Task to carry out: Will you transcribe the entries that follow, exactly and in full?

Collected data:
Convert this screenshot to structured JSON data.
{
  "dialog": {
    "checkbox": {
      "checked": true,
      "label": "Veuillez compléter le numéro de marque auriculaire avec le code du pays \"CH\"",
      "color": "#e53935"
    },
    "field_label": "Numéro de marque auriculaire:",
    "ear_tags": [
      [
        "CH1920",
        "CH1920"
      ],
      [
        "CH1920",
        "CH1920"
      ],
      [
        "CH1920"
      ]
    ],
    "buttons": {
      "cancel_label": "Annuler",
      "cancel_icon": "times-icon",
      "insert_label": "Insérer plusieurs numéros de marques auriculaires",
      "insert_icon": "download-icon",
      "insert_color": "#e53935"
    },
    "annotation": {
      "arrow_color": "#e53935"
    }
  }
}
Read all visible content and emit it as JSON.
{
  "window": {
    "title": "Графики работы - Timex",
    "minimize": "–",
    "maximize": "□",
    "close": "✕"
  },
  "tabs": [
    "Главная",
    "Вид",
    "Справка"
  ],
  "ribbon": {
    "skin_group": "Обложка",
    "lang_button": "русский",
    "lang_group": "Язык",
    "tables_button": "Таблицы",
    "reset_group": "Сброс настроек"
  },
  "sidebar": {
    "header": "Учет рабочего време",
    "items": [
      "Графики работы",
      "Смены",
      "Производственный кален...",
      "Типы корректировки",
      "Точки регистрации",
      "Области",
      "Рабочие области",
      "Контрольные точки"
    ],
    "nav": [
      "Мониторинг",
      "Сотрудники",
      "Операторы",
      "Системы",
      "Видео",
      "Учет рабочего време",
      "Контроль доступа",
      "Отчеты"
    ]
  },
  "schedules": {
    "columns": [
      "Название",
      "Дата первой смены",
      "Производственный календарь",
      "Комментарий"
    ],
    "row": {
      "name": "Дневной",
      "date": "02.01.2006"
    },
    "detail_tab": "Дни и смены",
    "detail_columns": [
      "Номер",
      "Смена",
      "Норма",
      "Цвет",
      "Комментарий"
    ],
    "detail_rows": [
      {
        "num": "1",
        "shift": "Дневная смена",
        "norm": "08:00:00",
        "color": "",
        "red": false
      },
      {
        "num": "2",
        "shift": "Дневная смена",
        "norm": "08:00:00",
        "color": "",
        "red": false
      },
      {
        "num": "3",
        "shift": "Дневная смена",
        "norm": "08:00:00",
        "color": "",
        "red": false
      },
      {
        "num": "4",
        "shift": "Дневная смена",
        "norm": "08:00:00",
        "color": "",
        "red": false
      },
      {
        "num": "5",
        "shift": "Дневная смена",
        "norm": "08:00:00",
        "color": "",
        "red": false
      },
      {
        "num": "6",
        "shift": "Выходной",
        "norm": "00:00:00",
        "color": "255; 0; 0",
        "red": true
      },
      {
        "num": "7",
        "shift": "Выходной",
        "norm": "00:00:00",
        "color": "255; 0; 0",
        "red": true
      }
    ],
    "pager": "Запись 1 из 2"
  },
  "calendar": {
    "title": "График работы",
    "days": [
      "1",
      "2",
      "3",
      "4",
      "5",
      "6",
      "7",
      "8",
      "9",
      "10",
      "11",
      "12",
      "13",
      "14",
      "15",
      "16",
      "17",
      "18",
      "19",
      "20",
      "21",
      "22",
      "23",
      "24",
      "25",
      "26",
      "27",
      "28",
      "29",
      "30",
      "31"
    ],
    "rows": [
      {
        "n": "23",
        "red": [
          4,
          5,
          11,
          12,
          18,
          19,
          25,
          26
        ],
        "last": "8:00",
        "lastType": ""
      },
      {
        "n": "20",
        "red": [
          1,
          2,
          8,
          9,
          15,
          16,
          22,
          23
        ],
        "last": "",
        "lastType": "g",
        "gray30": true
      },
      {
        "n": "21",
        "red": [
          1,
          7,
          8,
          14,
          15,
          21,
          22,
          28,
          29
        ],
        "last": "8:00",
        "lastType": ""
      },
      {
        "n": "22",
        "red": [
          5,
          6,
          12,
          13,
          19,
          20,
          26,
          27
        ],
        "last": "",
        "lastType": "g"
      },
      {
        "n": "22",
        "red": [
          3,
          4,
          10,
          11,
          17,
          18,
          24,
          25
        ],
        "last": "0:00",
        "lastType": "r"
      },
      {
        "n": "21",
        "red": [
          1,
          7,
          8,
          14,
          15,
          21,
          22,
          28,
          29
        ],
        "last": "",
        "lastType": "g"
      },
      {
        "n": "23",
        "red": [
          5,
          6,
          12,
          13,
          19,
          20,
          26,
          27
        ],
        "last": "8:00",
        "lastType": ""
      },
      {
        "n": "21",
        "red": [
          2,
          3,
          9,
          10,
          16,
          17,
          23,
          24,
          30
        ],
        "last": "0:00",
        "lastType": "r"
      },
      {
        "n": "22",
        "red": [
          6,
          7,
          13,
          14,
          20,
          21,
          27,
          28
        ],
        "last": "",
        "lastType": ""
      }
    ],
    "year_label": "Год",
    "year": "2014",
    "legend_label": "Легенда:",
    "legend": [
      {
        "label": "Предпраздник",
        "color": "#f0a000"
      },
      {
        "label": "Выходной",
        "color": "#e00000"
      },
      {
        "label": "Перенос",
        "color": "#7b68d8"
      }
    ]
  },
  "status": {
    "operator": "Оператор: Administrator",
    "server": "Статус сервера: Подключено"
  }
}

Exercise answer:
Convert this screenshot to structured JSON data.
{
  "dialog": {
    "checkbox": {
      "checked": true,
      "label": "Veuillez compléter le numéro de marque auriculaire avec le code du pays \"CH\"",
      "color": "#e53935"
    },
    "field_label": "Numéro de marque auriculaire:",
    "ear_tags": [
      [
        "CH1920",
        "CH1920"
      ],
      [
        "CH1920",
        "CH1920"
      ],
      [
        "CH1920"
      ]
    ],
    "buttons": {
      "cancel_label": "Annuler",
      "cancel_icon": "times-icon",
      "insert_label": "Insérer plusieurs numéros de marques auriculaires",
      "insert_icon": "download-icon",
      "insert_color": "#e53935"
    },
    "annotation": {
      "arrow_color": "#e53935"
    }
  }
}
Read all visible content and emit it as JSON.
{
  "window": {
    "title": "Графики работы - Timex",
    "minimize": "–",
    "maximize": "□",
    "close": "✕"
  },
  "tabs": [
    "Главная",
    "Вид",
    "Справка"
  ],
  "ribbon": {
    "skin_group": "Обложка",
    "lang_button": "русский",
    "lang_group": "Язык",
    "tables_button": "Таблицы",
    "reset_group": "Сброс настроек"
  },
  "sidebar": {
    "header": "Учет рабочего време",
    "items": [
      "Графики работы",
      "Смены",
      "Производственный кален...",
      "Типы корректировки",
      "Точки регистрации",
      "Области",
      "Рабочие области",
      "Контрольные точки"
    ],
    "nav": [
      "Мониторинг",
      "Сотрудники",
      "Операторы",
      "Системы",
      "Видео",
      "Учет рабочего време",
      "Контроль доступа",
      "Отчеты"
    ]
  },
  "schedules": {
    "columns": [
      "Название",
      "Дата первой смены",
      "Производственный календарь",
      "Комментарий"
    ],
    "row": {
      "name": "Дневной",
      "date": "02.01.2006"
    },
    "detail_tab": "Дни и смены",
    "detail_columns": [
      "Номер",
      "Смена",
      "Норма",
      "Цвет",
      "Комментарий"
    ],
    "detail_rows": [
      {
        "num": "1",
        "shift": "Дневная смена",
        "norm": "08:00:00",
        "color": "",
        "red": false
      },
      {
        "num": "2",
        "shift": "Дневная смена",
        "norm": "08:00:00",
        "color": "",
        "red": false
      },
      {
        "num": "3",
        "shift": "Дневная смена",
        "norm": "08:00:00",
        "color": "",
        "red": false
      },
      {
        "num": "4",
        "shift": "Дневная смена",
        "norm": "08:00:00",
        "color": "",
        "red": false
      },
      {
        "num": "5",
        "shift": "Дневная смена",
        "norm": "08:00:00",
        "color": "",
        "red": false
      },
      {
        "num": "6",
        "shift": "Выходной",
        "norm": "00:00:00",
        "color": "255; 0; 0",
        "red": true
      },
      {
        "num": "7",
        "shift": "Выходной",
        "norm": "00:00:00",
        "color": "255; 0; 0",
        "red": true
      }
    ],
    "pager": "Запись 1 из 2"
  },
  "calendar": {
    "title": "График работы",
    "days": [
      "1",
      "2",
      "3",
      "4",
      "5",
      "6",
      "7",
      "8",
      "9",
      "10",
      "11",
      "12",
      "13",
      "14",
      "15",
      "16",
      "17",
      "18",
      "19",
      "20",
      "21",
      "22",
      "23",
      "24",
      "25",
      "26",
      "27",
      "28",
      "29",
      "30",
      "31"
    ],
    "rows": [
      {
        "n": "23",
        "red": [
          4,
          5,
          11,
          12,
          18,
          19,
          25,
          26
        ],
        "last": "8:00",
        "lastType": ""
      },
      {
        "n": "20",
        "red": [
          1,
          2,
          8,
          9,
          15,
          16,
          22,
          23
        ],
        "last": "",
        "lastType": "g",
        "gray30": true
      },
      {
        "n": "21",
        "red": [
          1,
          7,
          8,
          14,
          15,
          21,
          22,
          28,
          29
        ],
        "last": "8:00",
        "lastType": ""
      },
      {
        "n": "22",
        "red": [
          5,
          6,
          12,
          13,
          19,
          20,
          26,
          27
        ],
        "last": "",
        "lastType": "g"
      },
      {
        "n": "22",
        "red": [
          3,
          4,
          10,
          11,
          17,
          18,
          24,
          25
        ],
        "last": "0:00",
        "lastType": "r"
      },
      {
        "n": "21",
        "red": [
          1,
          7,
          8,
          14,
          15,
          21,
          22,
          28,
          29
        ],
        "last": "",
        "lastType": "g"
      },
      {
        "n": "23",
        "red": [
          5,
          6,
          12,
          13,
          19,
          20,
          26,
          27
        ],
        "last": "8:00",
        "lastType": ""
      },
      {
        "n": "21",
        "red": [
          2,
          3,
          9,
          10,
          16,
          17,
          23,
          24,
          30
        ],
        "last": "0:00",
        "lastType": "r"
      },
      {
        "n": "22",
        "red": [
          6,
          7,
          13,
          14,
          20,
          21,
          27,
          28
        ],
        "last": "",
        "lastType": ""
      }
    ],
    "year_label": "Год",
    "year": "2014",
    "legend_label": "Легенда:",
    "legend": [
      {
        "label": "Предпраздник",
        "color": "#f0a000"
      },
      {
        "label": "Выходной",
        "color": "#e00000"
      },
      {
        "label": "Перенос",
        "color": "#7b68d8"
      }
    ]
  },
  "status": {
    "operator": "Оператор: Administrator",
    "server": "Статус сервера: Подключено"
  }
}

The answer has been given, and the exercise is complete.